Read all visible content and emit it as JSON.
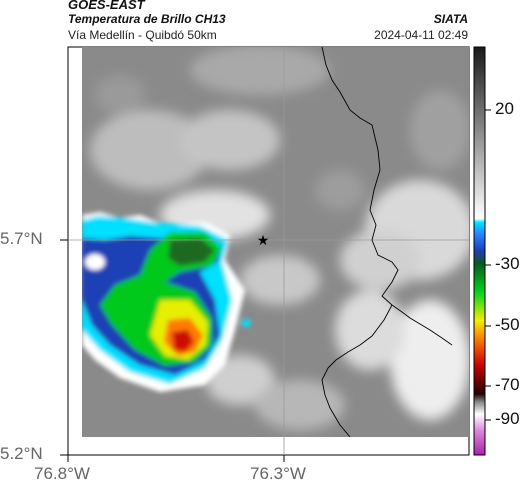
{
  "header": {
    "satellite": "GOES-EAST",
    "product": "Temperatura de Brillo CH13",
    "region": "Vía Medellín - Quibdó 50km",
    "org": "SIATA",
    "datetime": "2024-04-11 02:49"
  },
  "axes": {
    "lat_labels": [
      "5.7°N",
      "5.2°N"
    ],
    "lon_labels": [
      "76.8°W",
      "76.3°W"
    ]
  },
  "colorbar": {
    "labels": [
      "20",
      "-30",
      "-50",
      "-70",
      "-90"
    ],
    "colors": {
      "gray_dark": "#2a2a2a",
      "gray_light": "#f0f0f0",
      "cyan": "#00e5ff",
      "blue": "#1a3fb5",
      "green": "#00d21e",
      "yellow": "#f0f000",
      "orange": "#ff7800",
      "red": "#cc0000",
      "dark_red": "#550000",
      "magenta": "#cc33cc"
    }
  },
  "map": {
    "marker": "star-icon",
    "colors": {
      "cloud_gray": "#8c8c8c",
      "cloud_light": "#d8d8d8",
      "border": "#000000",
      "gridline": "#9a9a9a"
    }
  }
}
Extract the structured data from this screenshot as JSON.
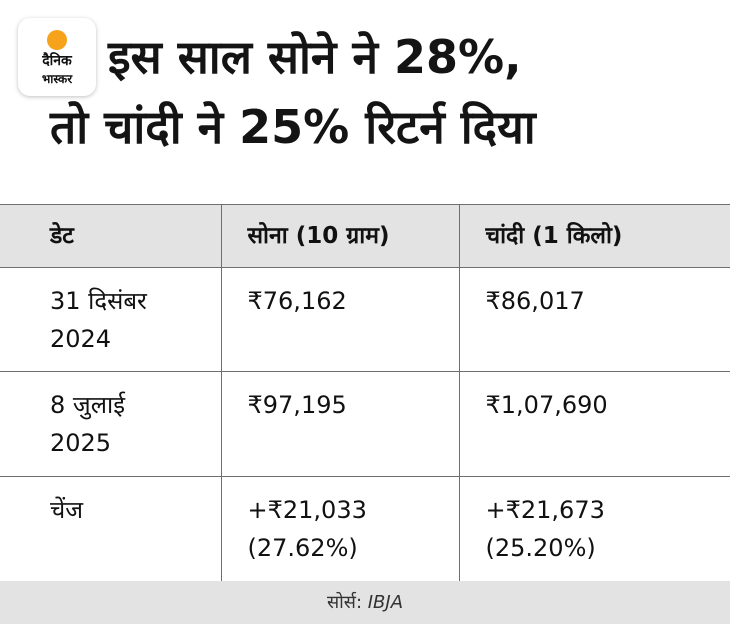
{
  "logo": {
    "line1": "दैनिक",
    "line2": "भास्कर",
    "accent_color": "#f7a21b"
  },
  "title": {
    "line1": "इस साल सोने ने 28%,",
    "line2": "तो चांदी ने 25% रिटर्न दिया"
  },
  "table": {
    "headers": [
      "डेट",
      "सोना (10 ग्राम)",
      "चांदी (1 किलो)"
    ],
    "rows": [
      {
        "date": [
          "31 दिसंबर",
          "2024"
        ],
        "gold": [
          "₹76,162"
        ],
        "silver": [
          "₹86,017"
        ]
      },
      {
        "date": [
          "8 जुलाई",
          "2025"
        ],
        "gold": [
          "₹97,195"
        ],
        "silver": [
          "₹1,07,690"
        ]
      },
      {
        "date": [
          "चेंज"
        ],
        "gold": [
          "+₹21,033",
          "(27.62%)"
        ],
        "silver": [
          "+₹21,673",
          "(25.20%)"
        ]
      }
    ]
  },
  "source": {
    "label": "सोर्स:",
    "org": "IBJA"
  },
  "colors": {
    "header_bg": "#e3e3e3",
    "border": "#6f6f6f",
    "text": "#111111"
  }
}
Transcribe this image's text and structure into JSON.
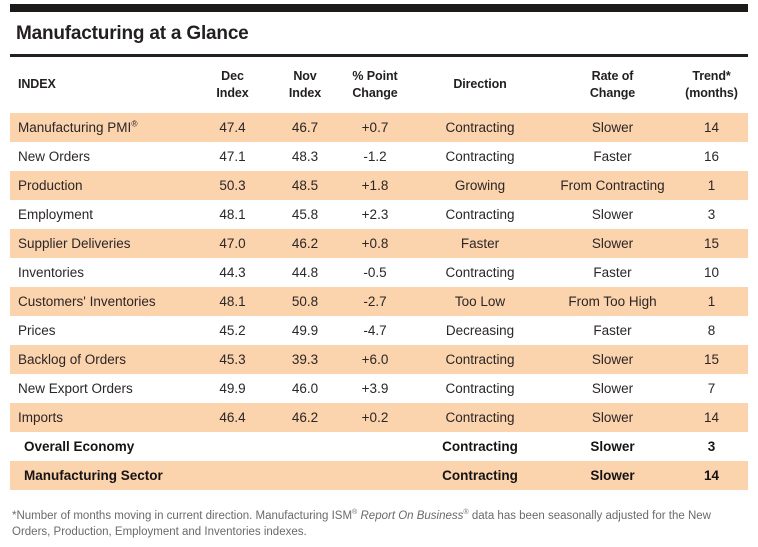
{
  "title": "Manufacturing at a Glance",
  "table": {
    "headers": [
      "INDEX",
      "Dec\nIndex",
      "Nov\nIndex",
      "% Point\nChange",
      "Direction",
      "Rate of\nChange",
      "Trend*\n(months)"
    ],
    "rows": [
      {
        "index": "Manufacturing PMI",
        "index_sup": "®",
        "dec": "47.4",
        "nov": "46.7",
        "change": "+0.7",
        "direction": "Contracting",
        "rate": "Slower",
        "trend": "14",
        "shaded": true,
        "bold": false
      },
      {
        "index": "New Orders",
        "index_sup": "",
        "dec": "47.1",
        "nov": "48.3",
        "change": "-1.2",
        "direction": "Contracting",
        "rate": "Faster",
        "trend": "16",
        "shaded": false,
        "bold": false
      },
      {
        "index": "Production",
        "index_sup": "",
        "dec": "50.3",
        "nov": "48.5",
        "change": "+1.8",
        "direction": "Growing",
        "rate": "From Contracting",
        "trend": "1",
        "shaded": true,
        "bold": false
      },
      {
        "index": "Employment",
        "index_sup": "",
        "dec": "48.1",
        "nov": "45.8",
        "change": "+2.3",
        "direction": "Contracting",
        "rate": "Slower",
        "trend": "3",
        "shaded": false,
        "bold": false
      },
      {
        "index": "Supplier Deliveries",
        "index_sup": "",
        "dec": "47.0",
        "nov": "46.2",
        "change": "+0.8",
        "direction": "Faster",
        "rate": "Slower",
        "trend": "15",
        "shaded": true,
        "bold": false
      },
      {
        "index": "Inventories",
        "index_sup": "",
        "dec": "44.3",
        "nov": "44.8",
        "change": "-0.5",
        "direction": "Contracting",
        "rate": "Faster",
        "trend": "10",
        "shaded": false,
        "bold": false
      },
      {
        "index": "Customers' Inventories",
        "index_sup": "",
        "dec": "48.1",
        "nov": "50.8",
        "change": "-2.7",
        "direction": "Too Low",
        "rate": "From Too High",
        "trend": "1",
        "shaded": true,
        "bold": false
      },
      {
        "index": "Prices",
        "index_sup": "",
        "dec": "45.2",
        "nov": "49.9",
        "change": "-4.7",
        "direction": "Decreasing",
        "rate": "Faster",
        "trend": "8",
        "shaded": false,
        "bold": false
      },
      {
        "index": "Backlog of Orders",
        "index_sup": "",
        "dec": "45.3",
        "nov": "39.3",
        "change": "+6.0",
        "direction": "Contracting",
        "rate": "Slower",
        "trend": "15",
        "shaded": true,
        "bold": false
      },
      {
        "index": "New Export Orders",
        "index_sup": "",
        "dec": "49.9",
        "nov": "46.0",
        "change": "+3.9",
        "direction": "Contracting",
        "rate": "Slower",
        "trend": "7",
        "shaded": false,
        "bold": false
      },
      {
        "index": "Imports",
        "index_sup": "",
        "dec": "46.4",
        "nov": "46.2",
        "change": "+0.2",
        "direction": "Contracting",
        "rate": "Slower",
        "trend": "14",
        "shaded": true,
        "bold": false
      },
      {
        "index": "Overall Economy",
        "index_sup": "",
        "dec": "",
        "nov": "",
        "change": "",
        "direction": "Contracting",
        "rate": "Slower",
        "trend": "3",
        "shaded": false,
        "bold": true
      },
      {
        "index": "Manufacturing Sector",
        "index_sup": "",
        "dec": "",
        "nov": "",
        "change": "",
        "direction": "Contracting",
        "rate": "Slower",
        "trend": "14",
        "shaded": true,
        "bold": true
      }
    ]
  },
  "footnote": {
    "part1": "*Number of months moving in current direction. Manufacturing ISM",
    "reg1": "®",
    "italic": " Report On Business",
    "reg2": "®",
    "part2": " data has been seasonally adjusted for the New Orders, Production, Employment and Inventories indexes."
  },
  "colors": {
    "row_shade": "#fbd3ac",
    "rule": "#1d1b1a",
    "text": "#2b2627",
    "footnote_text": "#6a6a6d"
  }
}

▶ **Given instruction**: Check each line of the records for the word "Employment" and extract those that contain it.

▶ **Solution to this problem**:
        "index": "Employment",
    "part2": " data has been seasonally adjusted for the New Orders, Production, Employment and Inventories indexes."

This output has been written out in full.